• GOAL OF THE EXERCISE: Work through the following lines and count those that hold the word "your". Reply with that number only.

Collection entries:
|---|

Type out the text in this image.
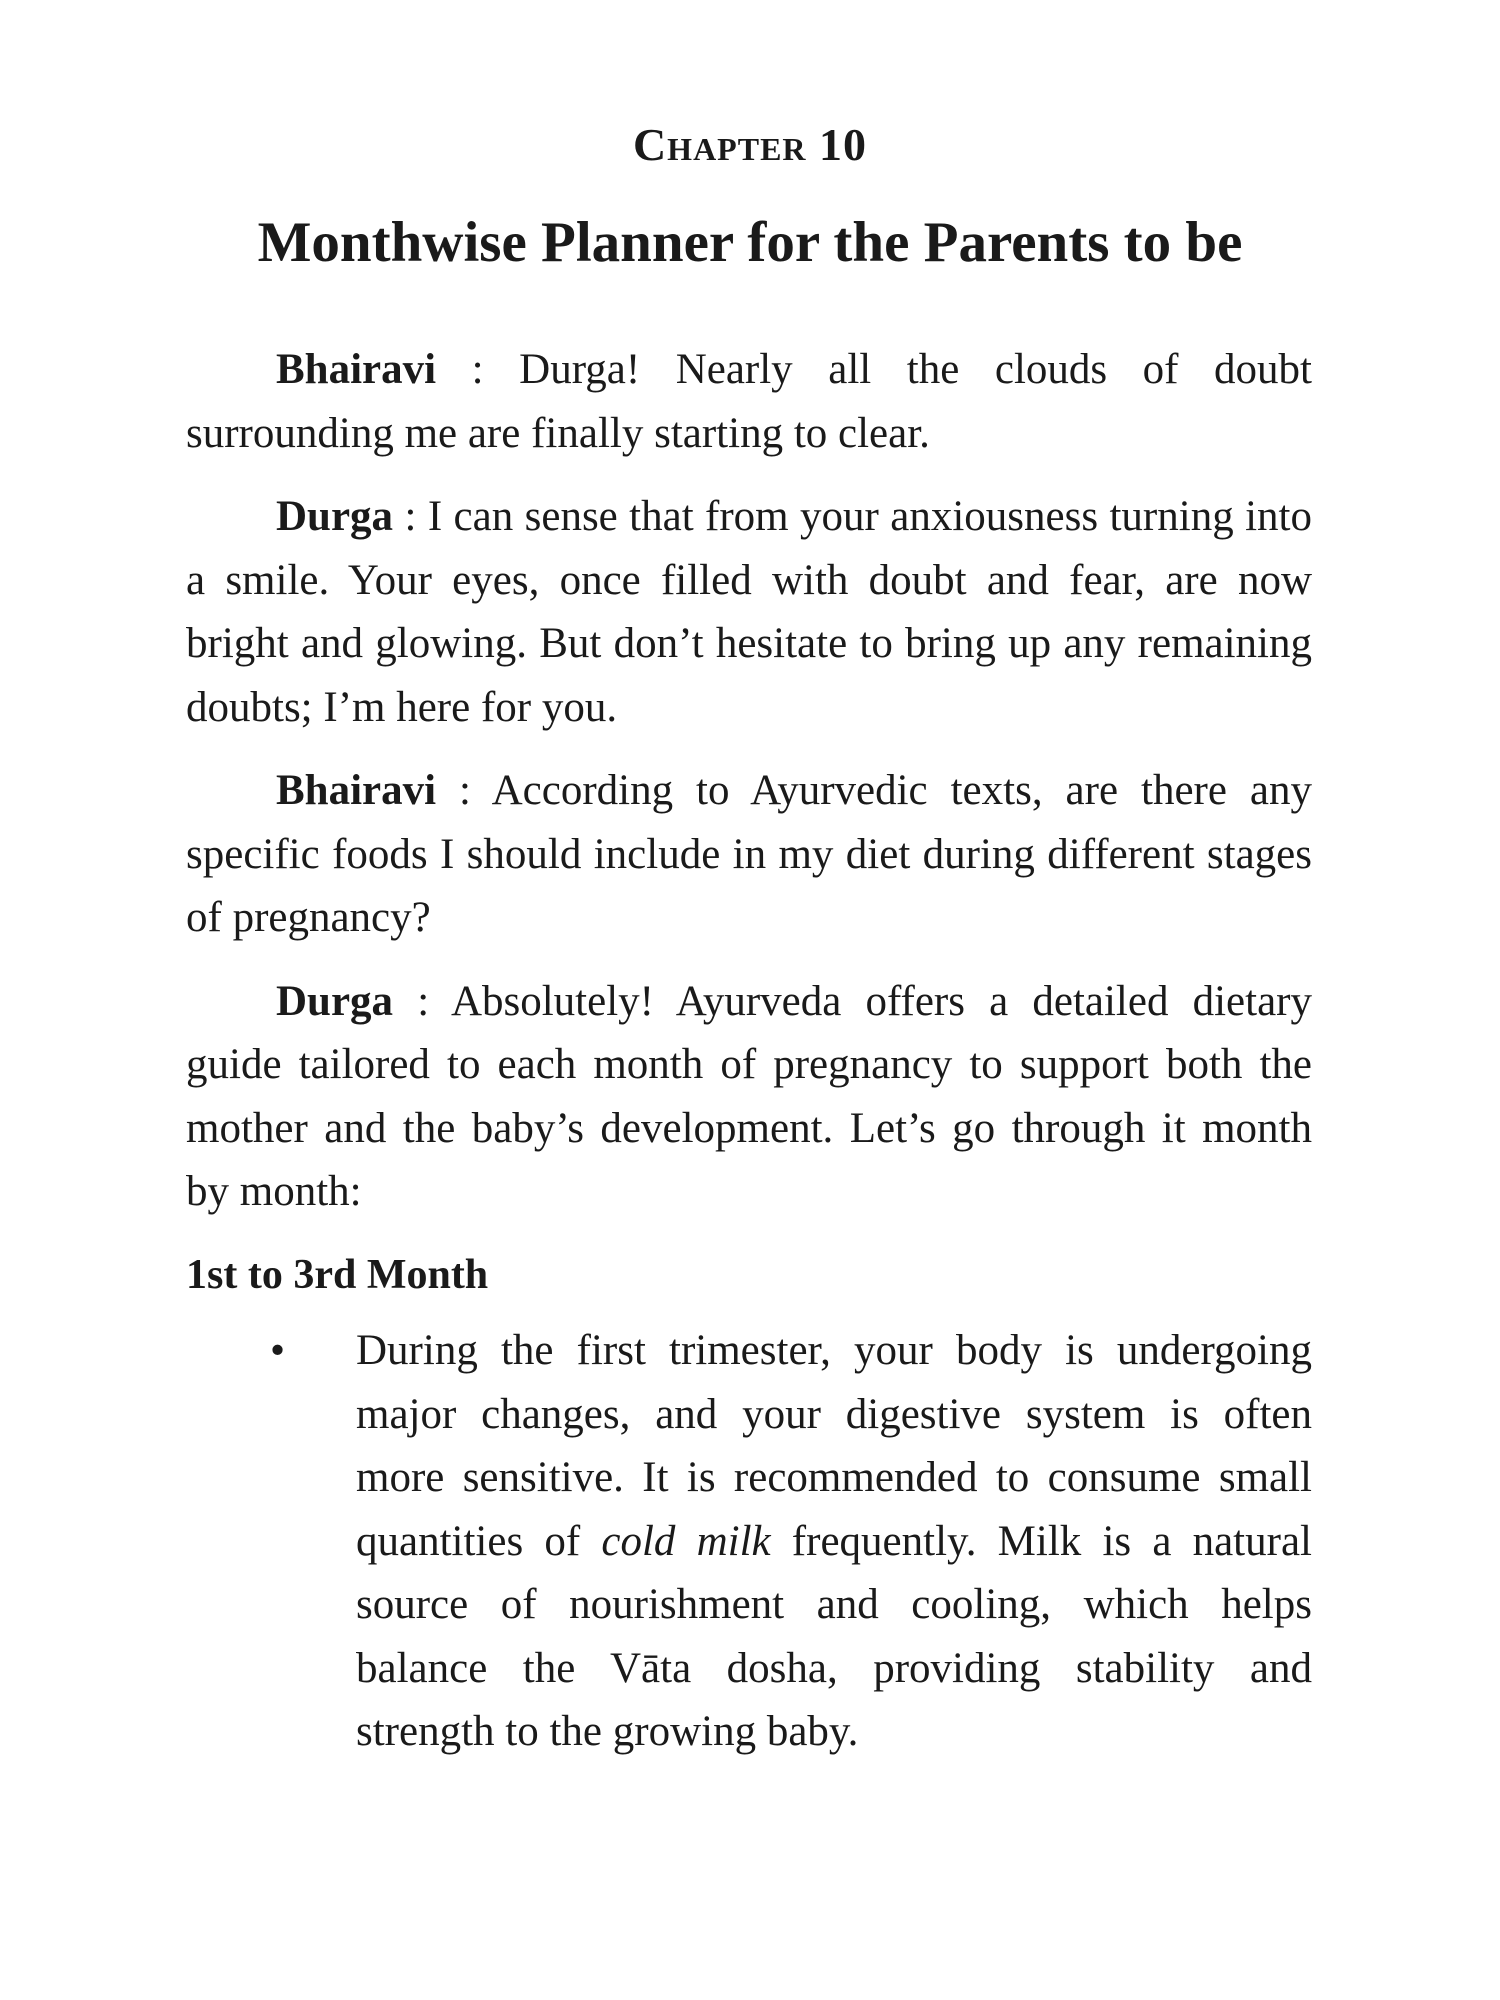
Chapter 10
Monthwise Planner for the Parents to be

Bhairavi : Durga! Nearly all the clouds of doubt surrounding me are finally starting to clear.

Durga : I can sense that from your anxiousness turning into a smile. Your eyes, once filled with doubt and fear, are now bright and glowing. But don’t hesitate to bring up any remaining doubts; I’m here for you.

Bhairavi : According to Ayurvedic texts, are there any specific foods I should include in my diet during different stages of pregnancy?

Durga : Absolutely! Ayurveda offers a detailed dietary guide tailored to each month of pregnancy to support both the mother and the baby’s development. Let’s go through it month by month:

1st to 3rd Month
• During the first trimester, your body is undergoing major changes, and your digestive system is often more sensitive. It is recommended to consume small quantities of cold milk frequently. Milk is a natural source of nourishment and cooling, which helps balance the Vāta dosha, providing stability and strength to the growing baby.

|---|

• SOLUTION FOR THIS TASK: 2